To be done →
Extract the data exactly, missing nothing.

Excerpted data →
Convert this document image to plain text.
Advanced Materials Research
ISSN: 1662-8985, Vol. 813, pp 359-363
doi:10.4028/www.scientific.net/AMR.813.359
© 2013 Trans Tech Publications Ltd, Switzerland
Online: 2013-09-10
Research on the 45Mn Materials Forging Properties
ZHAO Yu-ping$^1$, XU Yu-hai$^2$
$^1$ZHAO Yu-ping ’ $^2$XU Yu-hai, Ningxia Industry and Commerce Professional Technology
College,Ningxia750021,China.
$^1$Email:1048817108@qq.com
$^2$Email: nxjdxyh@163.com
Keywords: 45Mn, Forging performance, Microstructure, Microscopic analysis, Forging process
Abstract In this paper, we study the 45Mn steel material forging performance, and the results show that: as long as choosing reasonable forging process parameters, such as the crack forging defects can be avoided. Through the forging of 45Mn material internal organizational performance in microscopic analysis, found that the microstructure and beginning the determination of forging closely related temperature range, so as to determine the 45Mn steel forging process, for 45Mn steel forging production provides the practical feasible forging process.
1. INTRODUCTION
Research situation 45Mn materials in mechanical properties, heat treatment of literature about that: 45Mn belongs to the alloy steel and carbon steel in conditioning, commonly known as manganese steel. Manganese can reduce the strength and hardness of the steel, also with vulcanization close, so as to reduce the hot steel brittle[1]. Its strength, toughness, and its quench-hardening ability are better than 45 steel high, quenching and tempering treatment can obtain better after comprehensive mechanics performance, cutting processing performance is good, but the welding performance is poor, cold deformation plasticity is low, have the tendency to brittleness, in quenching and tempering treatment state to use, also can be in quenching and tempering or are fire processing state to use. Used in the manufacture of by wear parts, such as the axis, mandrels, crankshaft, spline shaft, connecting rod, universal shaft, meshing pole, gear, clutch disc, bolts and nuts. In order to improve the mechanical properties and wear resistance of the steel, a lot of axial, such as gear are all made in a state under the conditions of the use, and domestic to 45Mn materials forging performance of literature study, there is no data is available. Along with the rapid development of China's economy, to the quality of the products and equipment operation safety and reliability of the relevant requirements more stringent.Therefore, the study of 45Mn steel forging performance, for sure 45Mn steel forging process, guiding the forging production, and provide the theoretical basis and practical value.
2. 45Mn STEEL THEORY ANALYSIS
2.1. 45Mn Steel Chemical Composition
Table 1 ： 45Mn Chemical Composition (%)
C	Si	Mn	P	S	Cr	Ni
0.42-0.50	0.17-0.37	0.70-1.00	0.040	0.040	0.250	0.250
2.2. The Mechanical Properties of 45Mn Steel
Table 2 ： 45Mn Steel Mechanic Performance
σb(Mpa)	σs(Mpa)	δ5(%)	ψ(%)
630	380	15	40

Solution →
Convert this document image to plain text.
Advanced Materials Research
ISSN: 1662-8985, Vol. 813, pp 359-363
doi:10.4028/www.scientific.net/AMR.813.359
© 2013 Trans Tech Publications Ltd, Switzerland
Online: 2013-09-10
Research on the 45Mn Materials Forging Properties
ZHAO Yu-ping$^1$, XU Yu-hai$^2$
$^1$ZHAO Yu-ping ’ $^2$XU Yu-hai, Ningxia Industry and Commerce Professional Technology
College,Ningxia750021,China.
$^1$Email:1048817108@qq.com
$^2$Email: nxjdxyh@163.com
Keywords: 45Mn, Forging performance, Microstructure, Microscopic analysis, Forging process
Abstract In this paper, we study the 45Mn steel material forging performance, and the results show that: as long as choosing reasonable forging process parameters, such as the crack forging defects can be avoided. Through the forging of 45Mn material internal organizational performance in microscopic analysis, found that the microstructure and beginning the determination of forging closely related temperature range, so as to determine the 45Mn steel forging process, for 45Mn steel forging production provides the practical feasible forging process.
1. INTRODUCTION
Research situation 45Mn materials in mechanical properties, heat treatment of literature about that: 45Mn belongs to the alloy steel and carbon steel in conditioning, commonly known as manganese steel. Manganese can reduce the strength and hardness of the steel, also with vulcanization close, so as to reduce the hot steel brittle[1]. Its strength, toughness, and its quench-hardening ability are better than 45 steel high, quenching and tempering treatment can obtain better after comprehensive mechanics performance, cutting processing performance is good, but the welding performance is poor, cold deformation plasticity is low, have the tendency to brittleness, in quenching and tempering treatment state to use, also can be in quenching and tempering or are fire processing state to use. Used in the manufacture of by wear parts, such as the axis, mandrels, crankshaft, spline shaft, connecting rod, universal shaft, meshing pole, gear, clutch disc, bolts and nuts. In order to improve the mechanical properties and wear resistance of the steel, a lot of axial, such as gear are all made in a state under the conditions of the use, and domestic to 45Mn materials forging performance of literature study, there is no data is available. Along with the rapid development of China's economy, to the quality of the products and equipment operation safety and reliability of the relevant requirements more stringent.Therefore, the study of 45Mn steel forging performance, for sure 45Mn steel forging process, guiding the forging production, and provide the theoretical basis and practical value.
2. 45Mn STEEL THEORY ANALYSIS
2.1. 45Mn Steel Chemical Composition
Table 1 ： 45Mn Chemical Composition (%)
C	Si	Mn	P	S	Cr	Ni
0.42-0.50	0.17-0.37	0.70-1.00	0.040	0.040	0.250	0.250
2.2. The Mechanical Properties of 45Mn Steel
Table 2 ： 45Mn Steel Mechanic Performance
σb(Mpa)	σs(Mpa)	δ5(%)	ψ(%)
630	380	15	40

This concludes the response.